#### [Goal]
Scan the data below for the string "this". Show every line where it turns up.

______

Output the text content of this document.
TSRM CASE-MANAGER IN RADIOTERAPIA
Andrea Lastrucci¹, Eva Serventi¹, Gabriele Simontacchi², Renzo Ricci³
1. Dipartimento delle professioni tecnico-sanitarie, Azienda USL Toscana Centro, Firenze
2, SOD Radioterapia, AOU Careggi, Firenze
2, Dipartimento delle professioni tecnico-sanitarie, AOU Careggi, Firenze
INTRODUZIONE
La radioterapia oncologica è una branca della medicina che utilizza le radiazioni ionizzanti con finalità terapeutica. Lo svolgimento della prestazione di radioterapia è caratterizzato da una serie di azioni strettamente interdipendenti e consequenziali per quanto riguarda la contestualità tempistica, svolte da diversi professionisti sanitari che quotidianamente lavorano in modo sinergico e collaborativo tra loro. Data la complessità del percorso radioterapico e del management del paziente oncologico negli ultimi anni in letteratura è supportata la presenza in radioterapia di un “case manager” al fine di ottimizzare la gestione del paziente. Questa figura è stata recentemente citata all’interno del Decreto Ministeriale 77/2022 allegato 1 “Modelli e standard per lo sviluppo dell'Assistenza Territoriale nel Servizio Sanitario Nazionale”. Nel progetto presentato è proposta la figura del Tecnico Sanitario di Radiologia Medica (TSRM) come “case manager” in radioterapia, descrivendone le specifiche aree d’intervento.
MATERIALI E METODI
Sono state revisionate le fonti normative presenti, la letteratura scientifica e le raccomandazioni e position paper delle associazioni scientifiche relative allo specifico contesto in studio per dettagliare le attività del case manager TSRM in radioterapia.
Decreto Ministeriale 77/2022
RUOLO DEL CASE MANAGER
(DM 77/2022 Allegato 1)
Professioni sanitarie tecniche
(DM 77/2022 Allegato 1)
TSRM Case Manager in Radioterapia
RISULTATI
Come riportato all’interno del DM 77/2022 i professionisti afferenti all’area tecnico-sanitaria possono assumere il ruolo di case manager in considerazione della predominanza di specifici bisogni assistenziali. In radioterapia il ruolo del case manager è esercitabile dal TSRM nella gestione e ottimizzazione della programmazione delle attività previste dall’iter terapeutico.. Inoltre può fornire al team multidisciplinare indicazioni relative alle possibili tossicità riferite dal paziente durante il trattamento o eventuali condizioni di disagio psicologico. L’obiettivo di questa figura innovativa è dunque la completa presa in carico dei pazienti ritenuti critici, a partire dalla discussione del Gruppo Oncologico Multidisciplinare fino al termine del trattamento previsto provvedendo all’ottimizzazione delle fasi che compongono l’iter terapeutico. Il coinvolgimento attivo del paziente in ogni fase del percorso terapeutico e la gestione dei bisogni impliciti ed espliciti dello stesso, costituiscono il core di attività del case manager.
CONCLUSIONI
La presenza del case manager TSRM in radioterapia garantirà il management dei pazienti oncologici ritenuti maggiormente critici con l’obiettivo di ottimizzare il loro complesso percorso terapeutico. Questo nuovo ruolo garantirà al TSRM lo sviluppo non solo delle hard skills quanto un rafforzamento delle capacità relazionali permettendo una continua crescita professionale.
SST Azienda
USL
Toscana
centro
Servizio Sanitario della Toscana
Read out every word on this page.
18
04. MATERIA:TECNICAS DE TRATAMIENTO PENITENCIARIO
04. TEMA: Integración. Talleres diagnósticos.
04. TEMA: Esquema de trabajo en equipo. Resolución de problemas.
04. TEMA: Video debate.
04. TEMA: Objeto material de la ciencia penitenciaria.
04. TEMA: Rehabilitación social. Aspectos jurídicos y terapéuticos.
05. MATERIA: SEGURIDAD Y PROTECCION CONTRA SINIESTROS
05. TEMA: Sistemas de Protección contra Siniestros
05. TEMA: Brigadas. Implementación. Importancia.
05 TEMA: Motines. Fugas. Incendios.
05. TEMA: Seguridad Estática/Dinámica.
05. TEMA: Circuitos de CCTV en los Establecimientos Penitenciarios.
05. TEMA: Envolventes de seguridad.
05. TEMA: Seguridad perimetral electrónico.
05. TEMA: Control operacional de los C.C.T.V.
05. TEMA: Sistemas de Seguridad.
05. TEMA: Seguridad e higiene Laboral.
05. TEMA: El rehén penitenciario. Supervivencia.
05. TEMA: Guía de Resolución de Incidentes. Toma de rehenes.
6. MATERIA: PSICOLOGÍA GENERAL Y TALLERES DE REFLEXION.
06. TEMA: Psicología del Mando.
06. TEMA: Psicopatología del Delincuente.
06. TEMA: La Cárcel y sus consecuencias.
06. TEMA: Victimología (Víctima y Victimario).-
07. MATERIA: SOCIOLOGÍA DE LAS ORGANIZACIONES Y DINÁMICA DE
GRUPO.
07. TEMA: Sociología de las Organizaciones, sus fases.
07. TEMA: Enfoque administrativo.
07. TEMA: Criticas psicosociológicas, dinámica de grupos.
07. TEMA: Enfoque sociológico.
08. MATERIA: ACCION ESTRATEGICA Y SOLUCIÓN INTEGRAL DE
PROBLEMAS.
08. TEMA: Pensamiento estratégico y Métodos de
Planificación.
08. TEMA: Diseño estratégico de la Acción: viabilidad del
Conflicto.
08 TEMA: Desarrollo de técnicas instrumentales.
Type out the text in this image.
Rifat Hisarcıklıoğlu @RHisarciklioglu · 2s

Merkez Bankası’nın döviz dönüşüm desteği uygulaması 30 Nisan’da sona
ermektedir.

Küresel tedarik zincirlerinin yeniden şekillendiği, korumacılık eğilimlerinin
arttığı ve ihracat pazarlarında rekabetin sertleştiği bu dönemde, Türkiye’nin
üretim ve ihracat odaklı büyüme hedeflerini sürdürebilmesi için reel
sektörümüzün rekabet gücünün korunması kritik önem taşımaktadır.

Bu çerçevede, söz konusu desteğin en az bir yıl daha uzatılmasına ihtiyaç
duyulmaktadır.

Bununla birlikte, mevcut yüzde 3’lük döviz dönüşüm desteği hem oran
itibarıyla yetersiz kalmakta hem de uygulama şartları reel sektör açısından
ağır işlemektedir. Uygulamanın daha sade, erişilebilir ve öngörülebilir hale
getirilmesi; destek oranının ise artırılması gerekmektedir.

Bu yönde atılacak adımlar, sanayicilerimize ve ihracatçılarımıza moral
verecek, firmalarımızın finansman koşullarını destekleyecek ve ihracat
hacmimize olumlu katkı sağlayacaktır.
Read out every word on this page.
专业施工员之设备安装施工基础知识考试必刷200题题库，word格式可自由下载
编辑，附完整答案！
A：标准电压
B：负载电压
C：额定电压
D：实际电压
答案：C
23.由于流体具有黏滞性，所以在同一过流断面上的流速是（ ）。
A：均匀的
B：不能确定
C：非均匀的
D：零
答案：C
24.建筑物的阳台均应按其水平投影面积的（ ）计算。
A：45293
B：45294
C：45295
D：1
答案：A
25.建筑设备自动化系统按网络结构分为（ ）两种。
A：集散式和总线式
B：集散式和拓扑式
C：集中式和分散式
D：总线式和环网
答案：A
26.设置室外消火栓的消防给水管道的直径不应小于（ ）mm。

______

#### [Result]
Output the text content of this document.
Read out every word on this page.
Type out the text in this image.
Read out every word on this page.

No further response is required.